Write the data out again, character for character, with no images.
== The records ==
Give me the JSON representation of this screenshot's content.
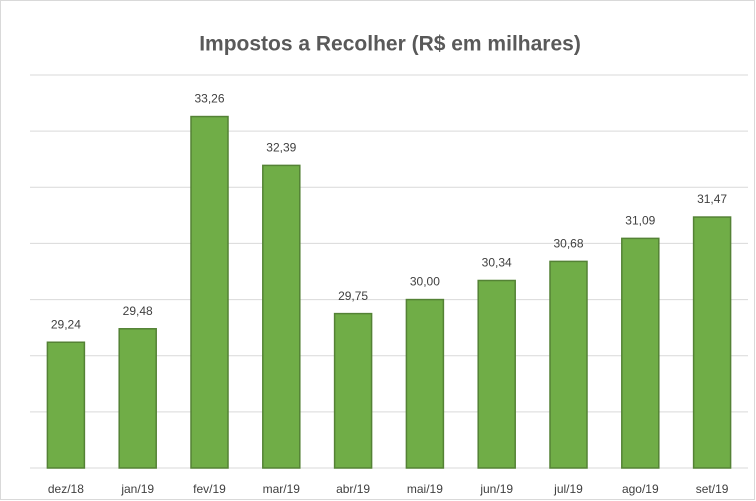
{
  "chart_data": {
    "type": "bar",
    "title": "Impostos a Recolher  (R$ em milhares)",
    "categories": [
      "dez/18",
      "jan/19",
      "fev/19",
      "mar/19",
      "abr/19",
      "mai/19",
      "jun/19",
      "jul/19",
      "ago/19",
      "set/19"
    ],
    "values": [
      29.24,
      29.48,
      33.26,
      32.39,
      29.75,
      30.0,
      30.34,
      30.68,
      31.09,
      31.47
    ],
    "value_labels": [
      "29,24",
      "29,48",
      "33,26",
      "32,39",
      "29,75",
      "30,00",
      "30,34",
      "30,68",
      "31,09",
      "31,47"
    ],
    "color": "#70ad47",
    "ylim": [
      27,
      34
    ],
    "yticks": [
      27,
      28,
      29,
      30,
      31,
      32,
      33,
      34
    ],
    "grid": true
  }
}
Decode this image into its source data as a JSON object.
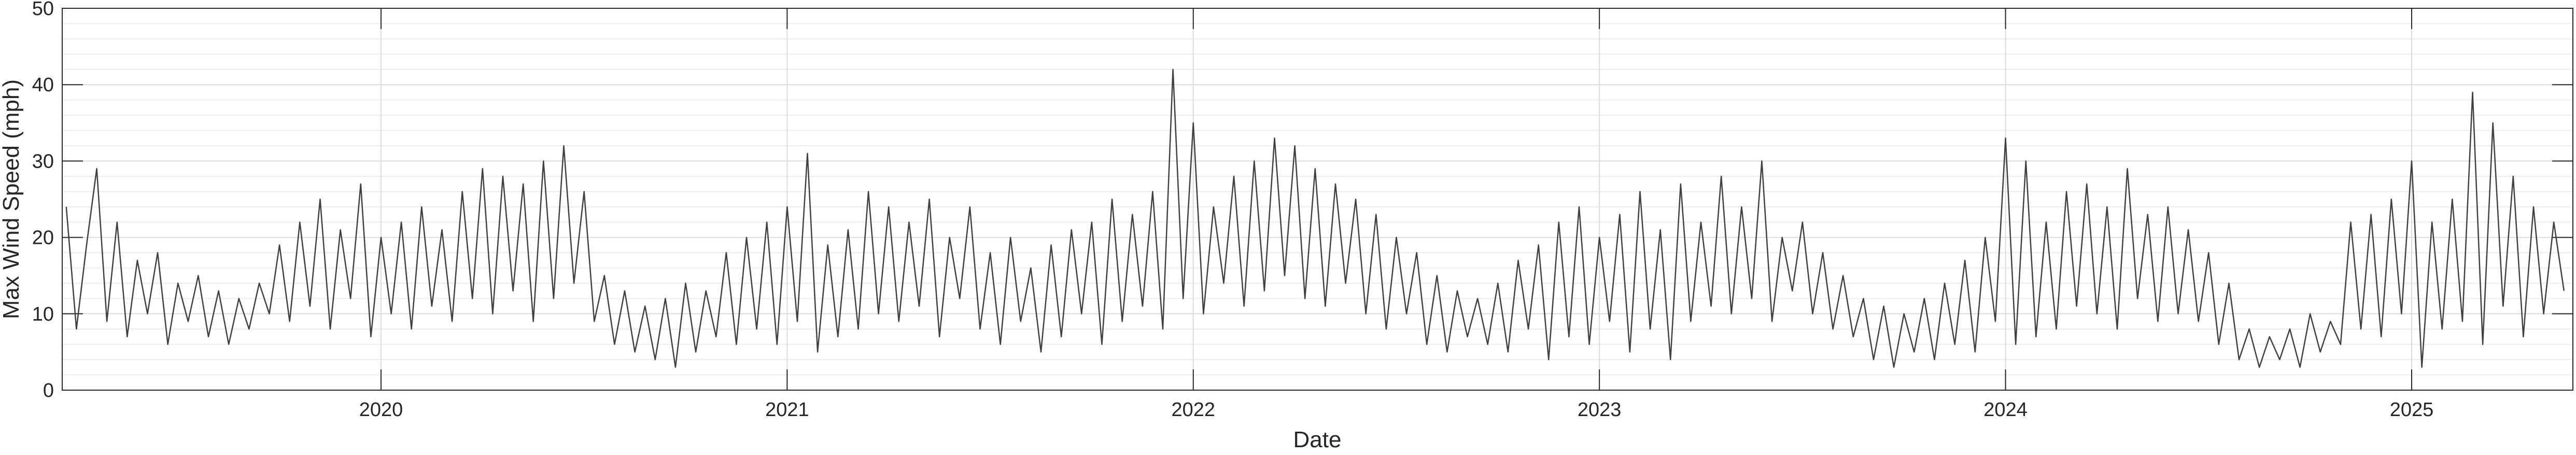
===
Full response
Give me the JSON representation of this screenshot's content.
{
  "chart_data": {
    "type": "bar",
    "title": "Impostos a Recolher  (R$ em milhares)",
    "categories": [
      "dez/18",
      "jan/19",
      "fev/19",
      "mar/19",
      "abr/19",
      "mai/19",
      "jun/19",
      "jul/19",
      "ago/19",
      "set/19"
    ],
    "values": [
      29.24,
      29.48,
      33.26,
      32.39,
      29.75,
      30.0,
      30.34,
      30.68,
      31.09,
      31.47
    ],
    "value_labels": [
      "29,24",
      "29,48",
      "33,26",
      "32,39",
      "29,75",
      "30,00",
      "30,34",
      "30,68",
      "31,09",
      "31,47"
    ],
    "color": "#70ad47",
    "ylim": [
      27,
      34
    ],
    "yticks": [
      27,
      28,
      29,
      30,
      31,
      32,
      33,
      34
    ],
    "grid": true
  }
}
Decode this image into its source data as a JSON object.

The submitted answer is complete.